- Required task -
Copy every line of the listing below verbatim, keeping the original order and all values unchanged.

- Working data -
——

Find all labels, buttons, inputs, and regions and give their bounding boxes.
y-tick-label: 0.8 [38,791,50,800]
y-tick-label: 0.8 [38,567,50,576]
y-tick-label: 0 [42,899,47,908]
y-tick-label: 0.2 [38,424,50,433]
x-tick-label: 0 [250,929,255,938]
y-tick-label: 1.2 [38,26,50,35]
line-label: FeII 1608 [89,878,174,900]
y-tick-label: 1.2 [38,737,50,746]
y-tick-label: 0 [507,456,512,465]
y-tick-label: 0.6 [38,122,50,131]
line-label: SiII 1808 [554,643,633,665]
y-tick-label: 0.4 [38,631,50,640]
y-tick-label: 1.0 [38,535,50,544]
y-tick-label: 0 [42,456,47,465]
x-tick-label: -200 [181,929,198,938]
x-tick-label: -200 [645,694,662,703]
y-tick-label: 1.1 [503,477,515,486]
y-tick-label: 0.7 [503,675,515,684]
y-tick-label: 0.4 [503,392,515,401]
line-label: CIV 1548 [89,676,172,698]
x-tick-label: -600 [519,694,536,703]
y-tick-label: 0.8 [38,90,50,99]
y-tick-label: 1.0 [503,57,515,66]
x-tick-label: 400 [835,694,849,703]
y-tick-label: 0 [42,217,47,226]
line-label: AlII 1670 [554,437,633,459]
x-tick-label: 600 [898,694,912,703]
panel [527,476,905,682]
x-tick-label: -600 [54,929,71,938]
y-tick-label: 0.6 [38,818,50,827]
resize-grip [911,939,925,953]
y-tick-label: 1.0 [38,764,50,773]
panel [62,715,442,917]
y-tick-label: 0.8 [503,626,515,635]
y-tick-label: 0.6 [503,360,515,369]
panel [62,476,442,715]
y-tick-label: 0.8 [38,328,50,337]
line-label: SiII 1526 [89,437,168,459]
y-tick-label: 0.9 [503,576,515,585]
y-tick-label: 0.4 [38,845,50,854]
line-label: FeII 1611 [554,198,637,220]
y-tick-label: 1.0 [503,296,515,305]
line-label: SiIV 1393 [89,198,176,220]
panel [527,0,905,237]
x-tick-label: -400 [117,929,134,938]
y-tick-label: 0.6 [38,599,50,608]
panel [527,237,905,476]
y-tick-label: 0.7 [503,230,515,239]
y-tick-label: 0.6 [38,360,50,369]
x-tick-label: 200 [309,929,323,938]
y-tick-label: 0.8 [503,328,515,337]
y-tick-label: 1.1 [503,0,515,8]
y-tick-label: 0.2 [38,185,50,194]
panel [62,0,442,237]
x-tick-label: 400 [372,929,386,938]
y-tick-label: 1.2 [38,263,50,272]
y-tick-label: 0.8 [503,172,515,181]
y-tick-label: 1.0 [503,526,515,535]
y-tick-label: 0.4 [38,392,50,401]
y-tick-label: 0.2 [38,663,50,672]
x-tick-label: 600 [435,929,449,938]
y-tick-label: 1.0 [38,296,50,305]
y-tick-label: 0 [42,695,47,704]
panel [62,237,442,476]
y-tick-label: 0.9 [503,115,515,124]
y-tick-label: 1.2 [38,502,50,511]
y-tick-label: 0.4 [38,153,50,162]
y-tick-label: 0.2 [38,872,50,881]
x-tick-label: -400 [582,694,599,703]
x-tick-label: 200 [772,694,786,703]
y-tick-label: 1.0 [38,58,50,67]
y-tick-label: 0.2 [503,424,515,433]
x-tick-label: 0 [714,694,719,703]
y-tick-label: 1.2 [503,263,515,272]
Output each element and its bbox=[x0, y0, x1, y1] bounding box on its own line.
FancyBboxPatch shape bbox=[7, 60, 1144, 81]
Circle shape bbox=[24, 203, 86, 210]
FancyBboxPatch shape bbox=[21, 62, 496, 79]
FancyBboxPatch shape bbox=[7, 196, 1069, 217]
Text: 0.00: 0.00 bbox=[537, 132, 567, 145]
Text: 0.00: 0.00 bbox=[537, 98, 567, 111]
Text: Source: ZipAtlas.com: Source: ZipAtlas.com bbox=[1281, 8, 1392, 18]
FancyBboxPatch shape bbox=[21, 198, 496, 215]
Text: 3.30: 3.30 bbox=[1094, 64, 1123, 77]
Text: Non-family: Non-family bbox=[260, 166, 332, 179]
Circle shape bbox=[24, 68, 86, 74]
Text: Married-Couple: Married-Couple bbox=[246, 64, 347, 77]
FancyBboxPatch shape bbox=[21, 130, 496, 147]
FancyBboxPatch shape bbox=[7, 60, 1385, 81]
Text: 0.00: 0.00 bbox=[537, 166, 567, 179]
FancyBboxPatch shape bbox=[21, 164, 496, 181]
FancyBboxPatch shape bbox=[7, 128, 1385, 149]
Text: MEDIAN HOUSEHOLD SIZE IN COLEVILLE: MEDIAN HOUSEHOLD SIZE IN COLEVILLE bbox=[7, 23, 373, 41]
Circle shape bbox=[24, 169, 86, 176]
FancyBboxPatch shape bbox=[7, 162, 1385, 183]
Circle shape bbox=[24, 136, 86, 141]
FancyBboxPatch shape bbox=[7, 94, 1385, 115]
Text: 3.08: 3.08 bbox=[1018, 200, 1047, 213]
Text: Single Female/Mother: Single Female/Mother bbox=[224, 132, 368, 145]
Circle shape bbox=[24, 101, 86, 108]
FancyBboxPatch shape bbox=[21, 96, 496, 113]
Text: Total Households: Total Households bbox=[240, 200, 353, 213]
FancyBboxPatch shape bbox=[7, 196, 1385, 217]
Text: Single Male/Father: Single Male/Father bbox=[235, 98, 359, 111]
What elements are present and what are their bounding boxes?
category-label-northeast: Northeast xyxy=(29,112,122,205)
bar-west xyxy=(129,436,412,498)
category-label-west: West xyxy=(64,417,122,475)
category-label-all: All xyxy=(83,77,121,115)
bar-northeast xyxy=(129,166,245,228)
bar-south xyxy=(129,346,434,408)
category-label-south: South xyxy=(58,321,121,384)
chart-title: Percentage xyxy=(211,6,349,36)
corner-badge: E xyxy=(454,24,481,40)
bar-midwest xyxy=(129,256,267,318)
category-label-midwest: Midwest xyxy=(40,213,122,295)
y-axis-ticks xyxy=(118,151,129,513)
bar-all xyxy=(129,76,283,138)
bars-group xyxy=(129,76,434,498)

——

- Final result -
Find all labels, buttons, inputs, and regions and give their bounding boxes.
y-tick-label: 0.8 [38,791,50,800]
y-tick-label: 0.8 [38,567,50,576]
y-tick-label: 0 [42,899,47,908]
y-tick-label: 0.2 [38,424,50,433]
x-tick-label: 0 [250,929,255,938]
y-tick-label: 1.2 [38,26,50,35]
line-label: FeII 1608 [89,878,174,900]
y-tick-label: 1.2 [38,737,50,746]
y-tick-label: 0 [507,456,512,465]
y-tick-label: 0.6 [38,122,50,131]
line-label: SiII 1808 [554,643,633,665]
y-tick-label: 0.4 [38,631,50,640]
y-tick-label: 1.0 [38,535,50,544]
y-tick-label: 0 [42,456,47,465]
x-tick-label: -200 [181,929,198,938]
x-tick-label: -200 [645,694,662,703]
y-tick-label: 1.1 [503,477,515,486]
y-tick-label: 0.7 [503,675,515,684]
y-tick-label: 0.4 [503,392,515,401]
line-label: CIV 1548 [89,676,172,698]
x-tick-label: -600 [519,694,536,703]
y-tick-label: 0.8 [38,90,50,99]
y-tick-label: 1.0 [503,57,515,66]
x-tick-label: 400 [835,694,849,703]
y-tick-label: 0 [42,217,47,226]
line-label: AlII 1670 [554,437,633,459]
x-tick-label: 600 [898,694,912,703]
panel [527,476,905,682]
x-tick-label: -600 [54,929,71,938]
y-tick-label: 0.6 [38,818,50,827]
resize-grip [911,939,925,953]
y-tick-label: 1.0 [38,764,50,773]
panel [62,715,442,917]
y-tick-label: 0.8 [503,626,515,635]
y-tick-label: 0.6 [503,360,515,369]
panel [62,476,442,715]
y-tick-label: 0.8 [38,328,50,337]
line-label: SiII 1526 [89,437,168,459]
y-tick-label: 0.9 [503,576,515,585]
y-tick-label: 0.4 [38,845,50,854]
line-label: FeII 1611 [554,198,637,220]
y-tick-label: 1.0 [503,296,515,305]
line-label: SiIV 1393 [89,198,176,220]
panel [527,0,905,237]
x-tick-label: -400 [117,929,134,938]
y-tick-label: 0.6 [38,599,50,608]
panel [527,237,905,476]
y-tick-label: 0.7 [503,230,515,239]
y-tick-label: 0.6 [38,360,50,369]
x-tick-label: 200 [309,929,323,938]
y-tick-label: 0.8 [503,328,515,337]
y-tick-label: 1.1 [503,0,515,8]
y-tick-label: 0.2 [38,185,50,194]
panel [62,0,442,237]
x-tick-label: 400 [372,929,386,938]
y-tick-label: 1.2 [38,263,50,272]
y-tick-label: 0.8 [503,172,515,181]
y-tick-label: 1.0 [503,526,515,535]
y-tick-label: 0.4 [38,392,50,401]
y-tick-label: 0.2 [38,663,50,672]
x-tick-label: 600 [435,929,449,938]
y-tick-label: 1.0 [38,296,50,305]
y-tick-label: 0 [42,695,47,704]
panel [62,237,442,476]
y-tick-label: 0.9 [503,115,515,124]
y-tick-label: 1.2 [38,502,50,511]
y-tick-label: 0.4 [38,153,50,162]
y-tick-label: 0.2 [38,872,50,881]
x-tick-label: -400 [582,694,599,703]
x-tick-label: 200 [772,694,786,703]
y-tick-label: 1.0 [38,58,50,67]
y-tick-label: 0.2 [503,424,515,433]
x-tick-label: 0 [714,694,719,703]
y-tick-label: 1.2 [503,263,515,272]
Output each element and its bbox=[x0, y0, x1, y1] bounding box on its own line.
FancyBboxPatch shape bbox=[7, 60, 1144, 81]
Circle shape bbox=[24, 203, 86, 210]
FancyBboxPatch shape bbox=[21, 62, 496, 79]
FancyBboxPatch shape bbox=[7, 196, 1069, 217]
Text: 0.00: 0.00 bbox=[537, 132, 567, 145]
Text: 0.00: 0.00 bbox=[537, 98, 567, 111]
Text: Source: ZipAtlas.com: Source: ZipAtlas.com bbox=[1281, 8, 1392, 18]
FancyBboxPatch shape bbox=[21, 198, 496, 215]
Text: 3.30: 3.30 bbox=[1094, 64, 1123, 77]
Text: Non-family: Non-family bbox=[260, 166, 332, 179]
Circle shape bbox=[24, 68, 86, 74]
Text: Married-Couple: Married-Couple bbox=[246, 64, 347, 77]
FancyBboxPatch shape bbox=[21, 130, 496, 147]
FancyBboxPatch shape bbox=[7, 60, 1385, 81]
Text: 0.00: 0.00 bbox=[537, 166, 567, 179]
FancyBboxPatch shape bbox=[21, 164, 496, 181]
FancyBboxPatch shape bbox=[7, 128, 1385, 149]
Text: MEDIAN HOUSEHOLD SIZE IN COLEVILLE: MEDIAN HOUSEHOLD SIZE IN COLEVILLE bbox=[7, 23, 373, 41]
Circle shape bbox=[24, 169, 86, 176]
FancyBboxPatch shape bbox=[7, 162, 1385, 183]
Circle shape bbox=[24, 136, 86, 141]
FancyBboxPatch shape bbox=[7, 94, 1385, 115]
Text: 3.08: 3.08 bbox=[1018, 200, 1047, 213]
Text: Single Female/Mother: Single Female/Mother bbox=[224, 132, 368, 145]
Circle shape bbox=[24, 101, 86, 108]
FancyBboxPatch shape bbox=[21, 96, 496, 113]
Text: Total Households: Total Households bbox=[240, 200, 353, 213]
FancyBboxPatch shape bbox=[7, 196, 1385, 217]
Text: Single Male/Father: Single Male/Father bbox=[235, 98, 359, 111]
What elements are present and what are their bounding boxes?
category-label-northeast: Northeast xyxy=(29,112,122,205)
bar-west xyxy=(129,436,412,498)
category-label-west: West xyxy=(64,417,122,475)
category-label-all: All xyxy=(83,77,121,115)
bar-northeast xyxy=(129,166,245,228)
bar-south xyxy=(129,346,434,408)
category-label-south: South xyxy=(58,321,121,384)
chart-title: Percentage xyxy=(211,6,349,36)
corner-badge: E xyxy=(454,24,481,40)
bar-midwest xyxy=(129,256,267,318)
category-label-midwest: Midwest xyxy=(40,213,122,295)
y-axis-ticks xyxy=(118,151,129,513)
bar-all xyxy=(129,76,283,138)
bars-group xyxy=(129,76,434,498)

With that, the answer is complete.